Each line of the data that includes the string "screenshot" is to be copied out.

=== Records excerpted from a collection ===
start

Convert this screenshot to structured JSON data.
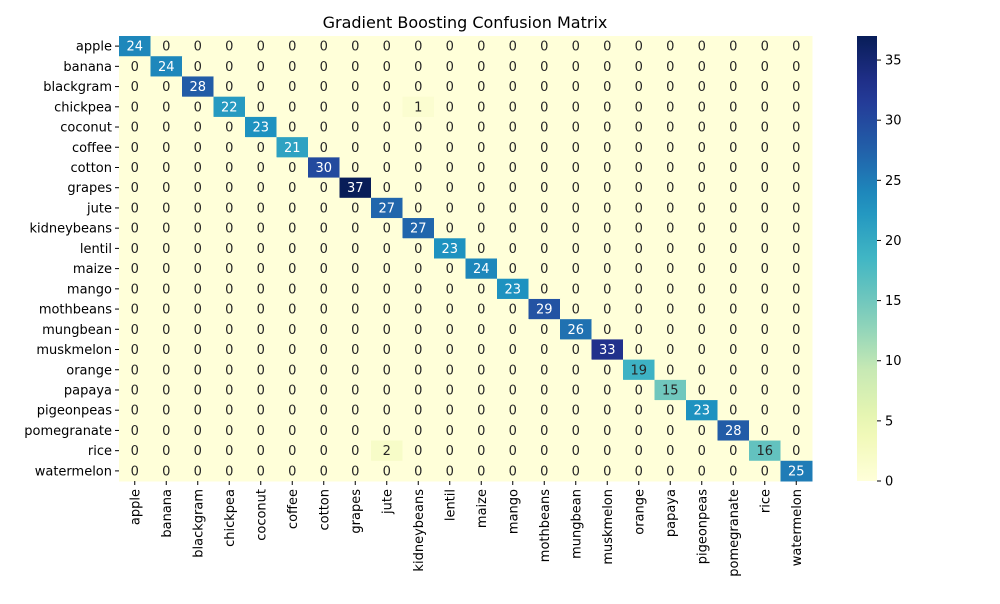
{
  "chart_data": {
    "type": "heatmap",
    "title": "Gradient Boosting Confusion Matrix",
    "xlabel": "",
    "ylabel": "",
    "row_labels": [
      "apple",
      "banana",
      "blackgram",
      "chickpea",
      "coconut",
      "coffee",
      "cotton",
      "grapes",
      "jute",
      "kidneybeans",
      "lentil",
      "maize",
      "mango",
      "mothbeans",
      "mungbean",
      "muskmelon",
      "orange",
      "papaya",
      "pigeonpeas",
      "pomegranate",
      "rice",
      "watermelon"
    ],
    "col_labels": [
      "apple",
      "banana",
      "blackgram",
      "chickpea",
      "coconut",
      "coffee",
      "cotton",
      "grapes",
      "jute",
      "kidneybeans",
      "lentil",
      "maize",
      "mango",
      "mothbeans",
      "mungbean",
      "muskmelon",
      "orange",
      "papaya",
      "pigeonpeas",
      "pomegranate",
      "rice",
      "watermelon"
    ],
    "values": [
      [
        24,
        0,
        0,
        0,
        0,
        0,
        0,
        0,
        0,
        0,
        0,
        0,
        0,
        0,
        0,
        0,
        0,
        0,
        0,
        0,
        0,
        0
      ],
      [
        0,
        24,
        0,
        0,
        0,
        0,
        0,
        0,
        0,
        0,
        0,
        0,
        0,
        0,
        0,
        0,
        0,
        0,
        0,
        0,
        0,
        0
      ],
      [
        0,
        0,
        28,
        0,
        0,
        0,
        0,
        0,
        0,
        0,
        0,
        0,
        0,
        0,
        0,
        0,
        0,
        0,
        0,
        0,
        0,
        0
      ],
      [
        0,
        0,
        0,
        22,
        0,
        0,
        0,
        0,
        0,
        1,
        0,
        0,
        0,
        0,
        0,
        0,
        0,
        0,
        0,
        0,
        0,
        0
      ],
      [
        0,
        0,
        0,
        0,
        23,
        0,
        0,
        0,
        0,
        0,
        0,
        0,
        0,
        0,
        0,
        0,
        0,
        0,
        0,
        0,
        0,
        0
      ],
      [
        0,
        0,
        0,
        0,
        0,
        21,
        0,
        0,
        0,
        0,
        0,
        0,
        0,
        0,
        0,
        0,
        0,
        0,
        0,
        0,
        0,
        0
      ],
      [
        0,
        0,
        0,
        0,
        0,
        0,
        30,
        0,
        0,
        0,
        0,
        0,
        0,
        0,
        0,
        0,
        0,
        0,
        0,
        0,
        0,
        0
      ],
      [
        0,
        0,
        0,
        0,
        0,
        0,
        0,
        37,
        0,
        0,
        0,
        0,
        0,
        0,
        0,
        0,
        0,
        0,
        0,
        0,
        0,
        0
      ],
      [
        0,
        0,
        0,
        0,
        0,
        0,
        0,
        0,
        27,
        0,
        0,
        0,
        0,
        0,
        0,
        0,
        0,
        0,
        0,
        0,
        0,
        0
      ],
      [
        0,
        0,
        0,
        0,
        0,
        0,
        0,
        0,
        0,
        27,
        0,
        0,
        0,
        0,
        0,
        0,
        0,
        0,
        0,
        0,
        0,
        0
      ],
      [
        0,
        0,
        0,
        0,
        0,
        0,
        0,
        0,
        0,
        0,
        23,
        0,
        0,
        0,
        0,
        0,
        0,
        0,
        0,
        0,
        0,
        0
      ],
      [
        0,
        0,
        0,
        0,
        0,
        0,
        0,
        0,
        0,
        0,
        0,
        24,
        0,
        0,
        0,
        0,
        0,
        0,
        0,
        0,
        0,
        0
      ],
      [
        0,
        0,
        0,
        0,
        0,
        0,
        0,
        0,
        0,
        0,
        0,
        0,
        23,
        0,
        0,
        0,
        0,
        0,
        0,
        0,
        0,
        0
      ],
      [
        0,
        0,
        0,
        0,
        0,
        0,
        0,
        0,
        0,
        0,
        0,
        0,
        0,
        29,
        0,
        0,
        0,
        0,
        0,
        0,
        0,
        0
      ],
      [
        0,
        0,
        0,
        0,
        0,
        0,
        0,
        0,
        0,
        0,
        0,
        0,
        0,
        0,
        26,
        0,
        0,
        0,
        0,
        0,
        0,
        0
      ],
      [
        0,
        0,
        0,
        0,
        0,
        0,
        0,
        0,
        0,
        0,
        0,
        0,
        0,
        0,
        0,
        33,
        0,
        0,
        0,
        0,
        0,
        0
      ],
      [
        0,
        0,
        0,
        0,
        0,
        0,
        0,
        0,
        0,
        0,
        0,
        0,
        0,
        0,
        0,
        0,
        19,
        0,
        0,
        0,
        0,
        0
      ],
      [
        0,
        0,
        0,
        0,
        0,
        0,
        0,
        0,
        0,
        0,
        0,
        0,
        0,
        0,
        0,
        0,
        0,
        15,
        0,
        0,
        0,
        0
      ],
      [
        0,
        0,
        0,
        0,
        0,
        0,
        0,
        0,
        0,
        0,
        0,
        0,
        0,
        0,
        0,
        0,
        0,
        0,
        23,
        0,
        0,
        0
      ],
      [
        0,
        0,
        0,
        0,
        0,
        0,
        0,
        0,
        0,
        0,
        0,
        0,
        0,
        0,
        0,
        0,
        0,
        0,
        0,
        28,
        0,
        0
      ],
      [
        0,
        0,
        0,
        0,
        0,
        0,
        0,
        0,
        2,
        0,
        0,
        0,
        0,
        0,
        0,
        0,
        0,
        0,
        0,
        0,
        16,
        0
      ],
      [
        0,
        0,
        0,
        0,
        0,
        0,
        0,
        0,
        0,
        0,
        0,
        0,
        0,
        0,
        0,
        0,
        0,
        0,
        0,
        0,
        0,
        25
      ]
    ],
    "colorbar": {
      "min": 0,
      "max": 37,
      "ticks": [
        0,
        5,
        10,
        15,
        20,
        25,
        30,
        35
      ],
      "colormap": "YlGnBu"
    },
    "grid": false,
    "legend": "colorbar-right"
  }
}
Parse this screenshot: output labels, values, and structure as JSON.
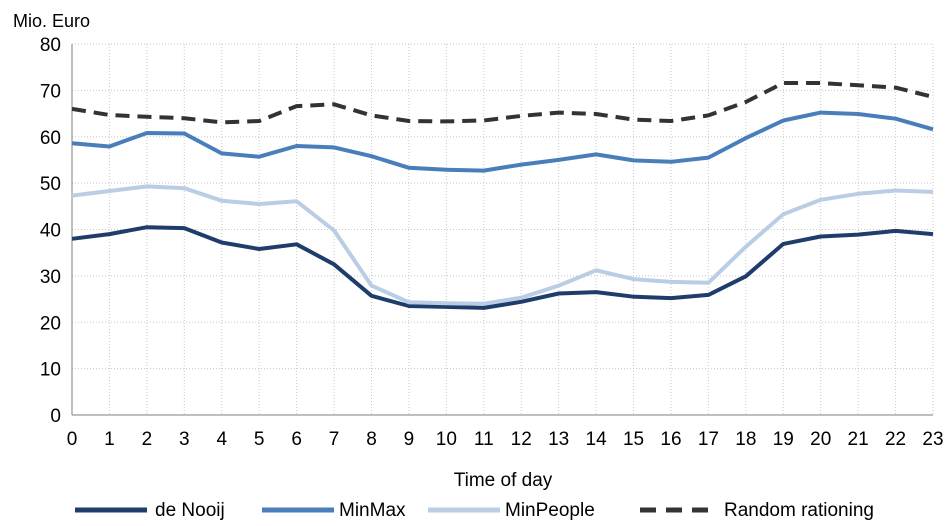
{
  "chart_data": {
    "type": "line",
    "title": "",
    "ylabel": "Mio. Euro",
    "xlabel": "Time of day",
    "ylim": [
      0,
      80
    ],
    "yticks": [
      0,
      10,
      20,
      30,
      40,
      50,
      60,
      70,
      80
    ],
    "x": [
      0,
      1,
      2,
      3,
      4,
      5,
      6,
      7,
      8,
      9,
      10,
      11,
      12,
      13,
      14,
      15,
      16,
      17,
      18,
      19,
      20,
      21,
      22,
      23
    ],
    "x_tick_labels": [
      "0",
      "1",
      "2",
      "3",
      "4",
      "5",
      "6",
      "7",
      "8",
      "9",
      "10",
      "11",
      "12",
      "13",
      "14",
      "15",
      "16",
      "17",
      "18",
      "19",
      "20",
      "21",
      "22",
      "23"
    ],
    "grid": true,
    "legend_position": "bottom",
    "series": [
      {
        "name": "de Nooij",
        "color": "#1f3d6b",
        "style": "solid",
        "values": [
          38.0,
          39.0,
          40.5,
          40.3,
          37.2,
          35.8,
          36.8,
          32.5,
          25.7,
          23.5,
          23.3,
          23.1,
          24.4,
          26.2,
          26.5,
          25.5,
          25.2,
          25.9,
          29.9,
          36.9,
          38.5,
          38.9,
          39.7,
          39.0
        ]
      },
      {
        "name": "MinMax",
        "color": "#4a7ebb",
        "style": "solid",
        "values": [
          58.6,
          57.9,
          60.8,
          60.7,
          56.4,
          55.7,
          58.0,
          57.7,
          55.8,
          53.3,
          52.9,
          52.7,
          54.0,
          55.0,
          56.2,
          54.9,
          54.6,
          55.5,
          59.7,
          63.5,
          65.2,
          64.9,
          63.9,
          61.6
        ]
      },
      {
        "name": "MinPeople",
        "color": "#b9cde5",
        "style": "solid",
        "values": [
          47.3,
          48.3,
          49.3,
          48.9,
          46.2,
          45.5,
          46.1,
          39.8,
          27.9,
          24.3,
          24.1,
          24.0,
          25.3,
          27.9,
          31.2,
          29.3,
          28.7,
          28.5,
          36.3,
          43.3,
          46.4,
          47.7,
          48.4,
          48.1
        ]
      },
      {
        "name": "Random rationing",
        "color": "#333333",
        "style": "dashed",
        "values": [
          66.0,
          64.7,
          64.3,
          64.0,
          63.1,
          63.4,
          66.6,
          67.0,
          64.6,
          63.4,
          63.3,
          63.5,
          64.5,
          65.2,
          64.9,
          63.7,
          63.4,
          64.6,
          67.5,
          71.6,
          71.6,
          71.1,
          70.6,
          68.6
        ]
      }
    ]
  }
}
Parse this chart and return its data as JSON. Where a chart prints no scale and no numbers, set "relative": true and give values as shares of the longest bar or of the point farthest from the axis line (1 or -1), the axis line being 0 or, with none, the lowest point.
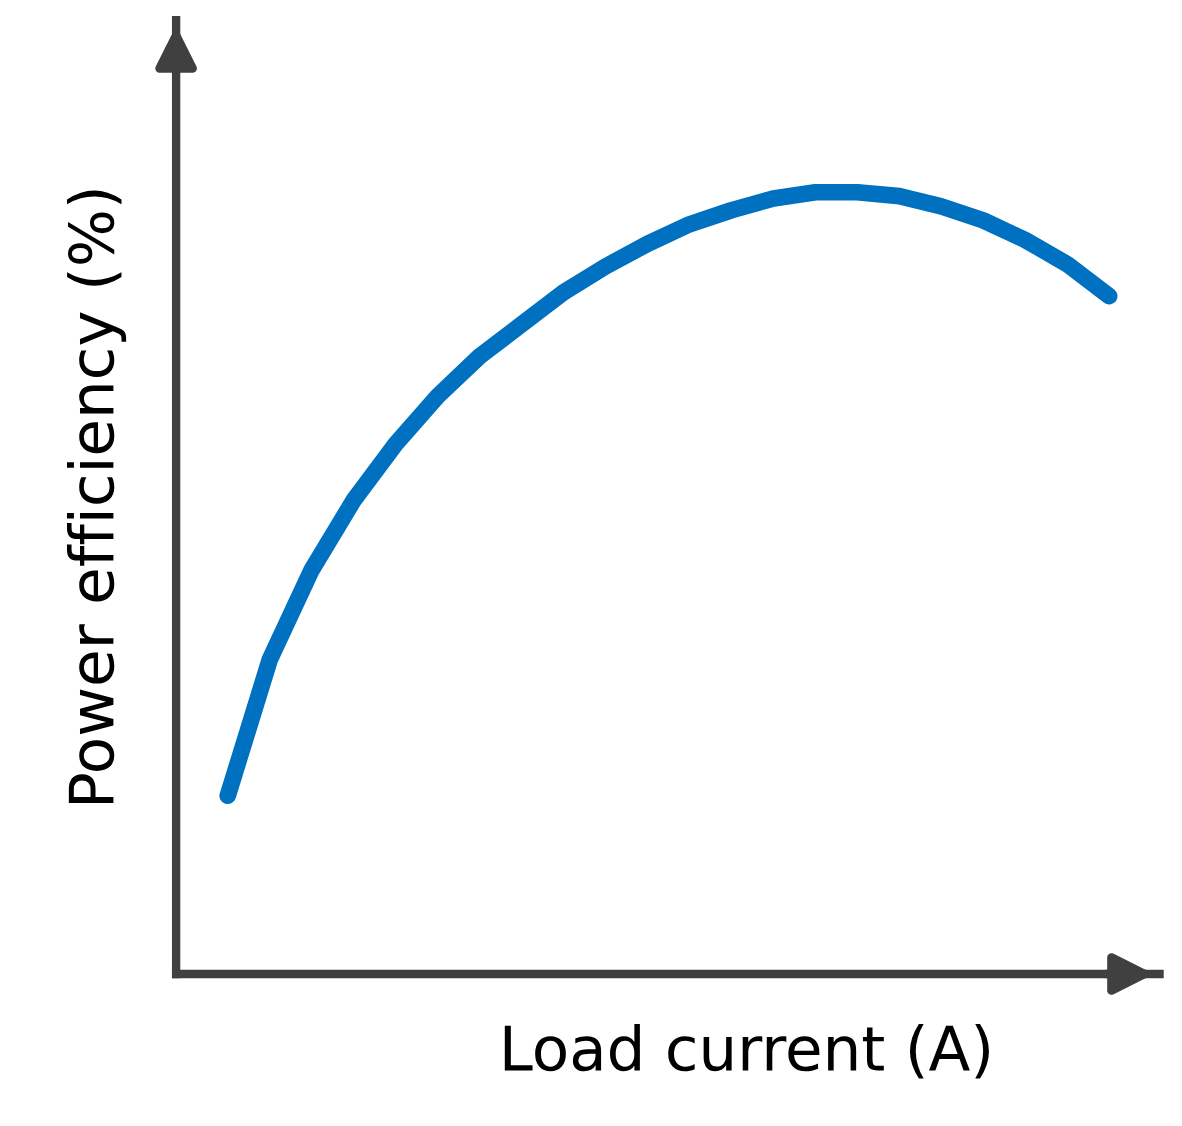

end

=== The result ===
Convert this screenshot to structured JSON data.
Parse this screenshot: output labels, values, and structure as JSON.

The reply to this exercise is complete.